» **Instructions for the task**
Write out, word for word, the part of the text below on routing marked packets from "And the rules" to "at system boot.".

>> START Given text

Now that packets are marked (either because they're new or because they belong to an existing flow), they can be routed based on their mark. To do this, we use iproute2 rules. In Linux it is possible to have multiple routing tables, and that's what we're going to do here. Each routing table has a number associated with it, but it's easier to use names. Thus, we can edit the file /etc/iproute2/rt_tables and add two new values for two new routing tables:

#
# reserved values
#
255     local
254     main
253     default
0       unspec

# add these two
250     ISP1
249     ISP2

Next we initialize the two new routing tables. Each table only needs a default route pointing to the upstream ISP's interface, however adding local routes can't hurt:

ip route flush table ISP1
ip route add table ISP1 default dev eth2 via 1.1.1.2
# add local routes too
ip route add table ISP1 1.1.1.0/24 dev eth2 src 1.1.1.1                           
ip route add table ISP1 2.2.2.0/24 dev eth3 src 2.2.2.1                           
ip route add table ISP1 192.168.1.0/24 dev eth0 src 192.168.1.254                           
ip route add table ISP1 192.168.2.0/24 dev eth1 src 192.168.2.254     
 
ip route flush table ISP2
ip route add table ISP2 default dev eth3 via 2.2.2.2
ip route add table ISP2 1.1.1.0/24 dev eth2 src 1.1.1.1                           
ip route add table ISP2 2.2.2.0/24 dev eth3 src 2.2.2.1                           
ip route add table ISP2 192.168.1.0/24 dev eth0 src 192.168.1.254                           
ip route add table ISP2 192.168.2.0/24 dev eth1 src 192.168.2.254

And the rules to use them:

ip rule del from all fwmark 2 2>/dev/null
ip rule del from all fwmark 1 2>/dev/null
ip rule add fwmark 1 table ISP1
ip rule add fwmark 2 table ISP2
ip route flush cache

The above commands (including the iptables command shown earlier) can be added to some boot-time script (see below for an example which is also smarter), so the tables are initialized automatically at system boot.

To confirm that the rules are present, we can display them:

# ip rule show
0:      from all lookup local
32764:  from all fwmark 0x2 lookup ISP2
32765:  from all fwmark 0x1 lookup ISP1
32766:  from all lookup main
32767:  from all lookup default

Finally, make sure that the rp_filter option is disabled on the router, otherwise it could drop packets:

# for i in /proc/sys/net/ipv4/conf/*/rp_filter; do echo 0 > "$i"; done

That's it, the router should be working and balancing traffic now. To confirm it, we can use tcpdump and verify that traffic is equally distributed among the links (or at least, that we see "some" traffic on each link).

>> END Given text
>> START Provided data

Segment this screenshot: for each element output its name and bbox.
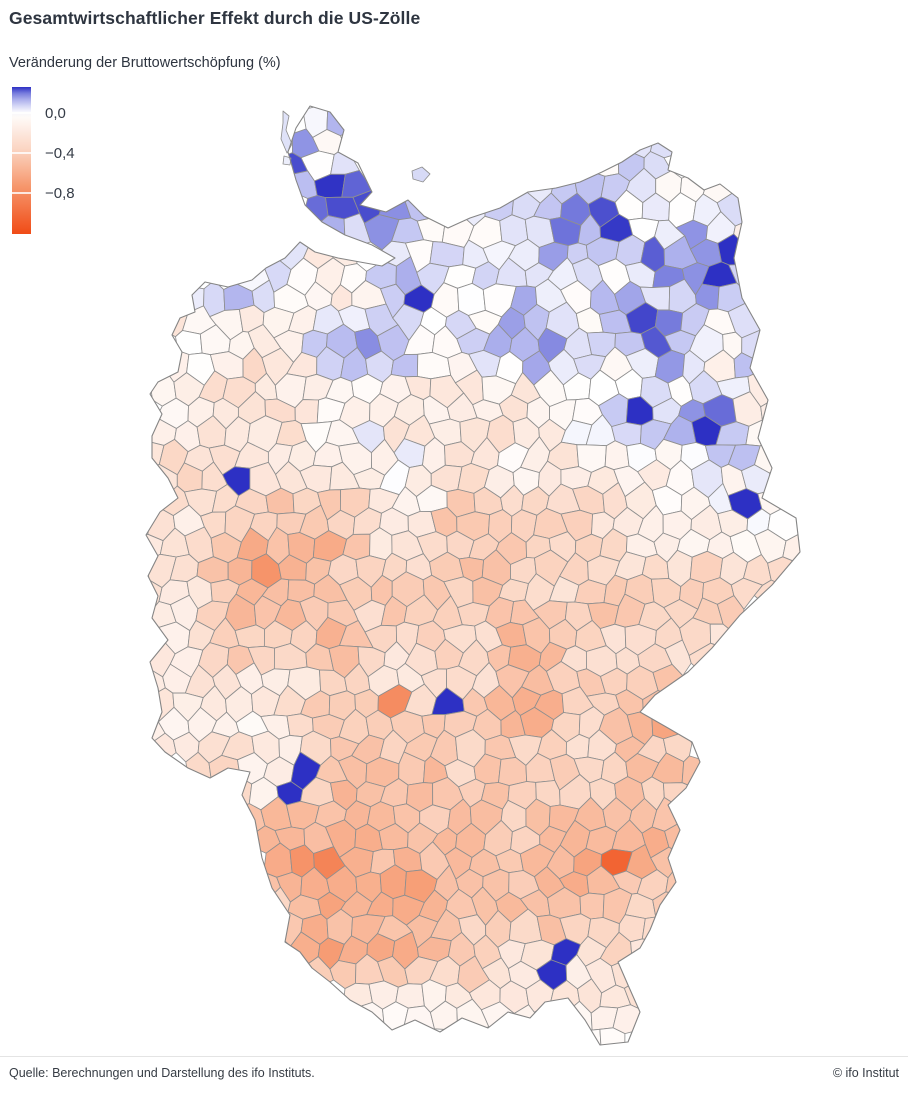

>> END Provided data

» **Exercise result**
And the rules to use them:

ip rule del from all fwmark 2 2>/dev/null
ip rule del from all fwmark 1 2>/dev/null
ip rule add fwmark 1 table ISP1
ip rule add fwmark 2 table ISP2
ip route flush cache

The above commands (including the iptables command shown earlier) can be added to some boot-time script (see below for an example which is also smarter), so the tables are initialized automatically at system boot.